*** EXTRACTED DATA

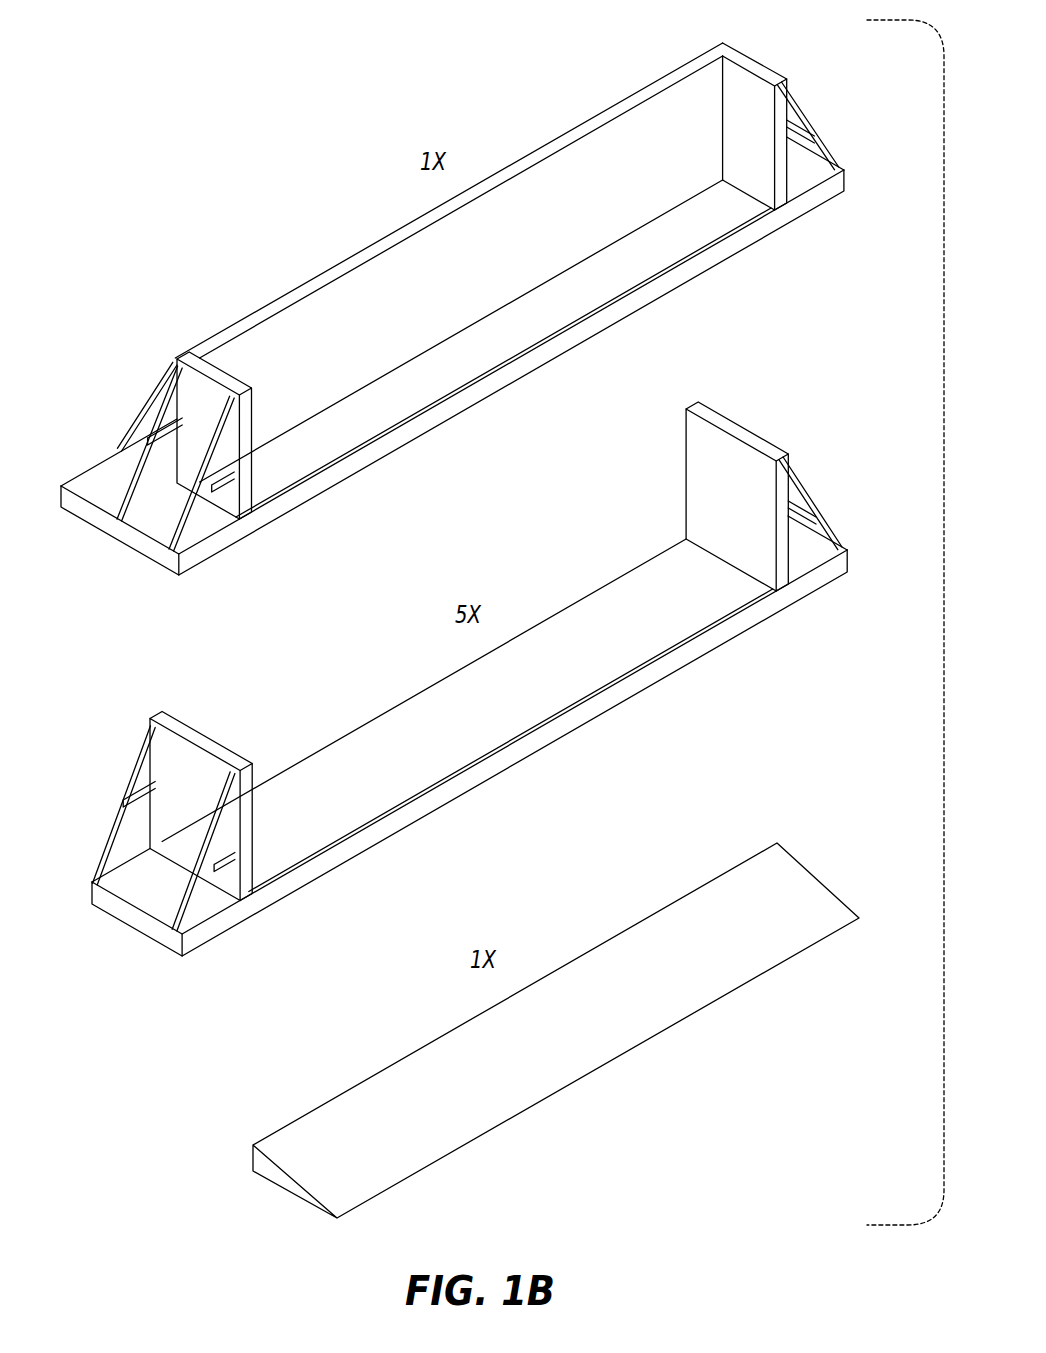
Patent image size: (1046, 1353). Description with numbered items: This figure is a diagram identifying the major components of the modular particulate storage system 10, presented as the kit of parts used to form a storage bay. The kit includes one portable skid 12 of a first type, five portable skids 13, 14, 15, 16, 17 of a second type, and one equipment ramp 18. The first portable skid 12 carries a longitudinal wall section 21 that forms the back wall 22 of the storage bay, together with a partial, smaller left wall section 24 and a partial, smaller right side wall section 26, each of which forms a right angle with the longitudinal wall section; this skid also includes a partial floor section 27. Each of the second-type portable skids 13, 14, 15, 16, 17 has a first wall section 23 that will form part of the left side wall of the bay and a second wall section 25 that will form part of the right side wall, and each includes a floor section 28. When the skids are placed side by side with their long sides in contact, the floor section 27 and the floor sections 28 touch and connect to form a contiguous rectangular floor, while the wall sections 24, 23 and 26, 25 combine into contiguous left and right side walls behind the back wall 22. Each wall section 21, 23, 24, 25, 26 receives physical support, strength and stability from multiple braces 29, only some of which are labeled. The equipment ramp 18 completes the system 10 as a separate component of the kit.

The modular particulate storage system 10 is at (225, 118).
The first portable skid 12 is at (158, 357).
The portable skid 13 is at (503, 631).
The portable skid 14 is at (503, 631).
The portable skid 15 is at (503, 631).
The portable skid 16 is at (503, 631).
The portable skid 17 is at (789, 421).
The equipment ramp 18 is at (637, 910).
The longitudinal wall section 21 is at (570, 122).
The back wall 22 is at (471, 282).
The first wall section 23 is at (200, 722).
The partial left wall section 24 is at (225, 355).
The second wall section 25 is at (731, 418).
The partial right side wall section 26 is at (757, 68).
The floor section 27 is at (524, 342).
The floor section 28 is at (511, 705).
The brace 29 is at (840, 151).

******

## REQUIRED WORK
Which lines in the listing above contain the string "back"? Report every such line in full, treating uppercase and lowercase as different.

## EXERCISE RESULT
Patent image size: (1046, 1353). Description with numbered items: This figure is a diagram identifying the major components of the modular particulate storage system 10, presented as the kit of parts used to form a storage bay. The kit includes one portable skid 12 of a first type, five portable skids 13, 14, 15, 16, 17 of a second type, and one equipment ramp 18. The first portable skid 12 carries a longitudinal wall section 21 that forms the back wall 22 of the storage bay, together with a partial, smaller left wall section 24 and a partial, smaller right side wall section 26, each of which forms a right angle with the longitudinal wall section; this skid also includes a partial floor section 27. Each of the second-type portable skids 13, 14, 15, 16, 17 has a first wall section 23 that will form part of the left side wall of the bay and a second wall section 25 that will form part of the right side wall, and each includes a floor section 28. When the skids are placed side by side with their long sides in contact, the floor section 27 and the floor sections 28 touch and connect to form a contiguous rectangular floor, while the wall sections 24, 23 and 26, 25 combine into contiguous left and right side walls behind the back wall 22. Each wall section 21, 23, 24, 25, 26 receives physical support, strength and stability from multiple braces 29, only some of which are labeled. The equipment ramp 18 completes the system 10 as a separate component of the kit.
The back wall 22 is at (471, 282).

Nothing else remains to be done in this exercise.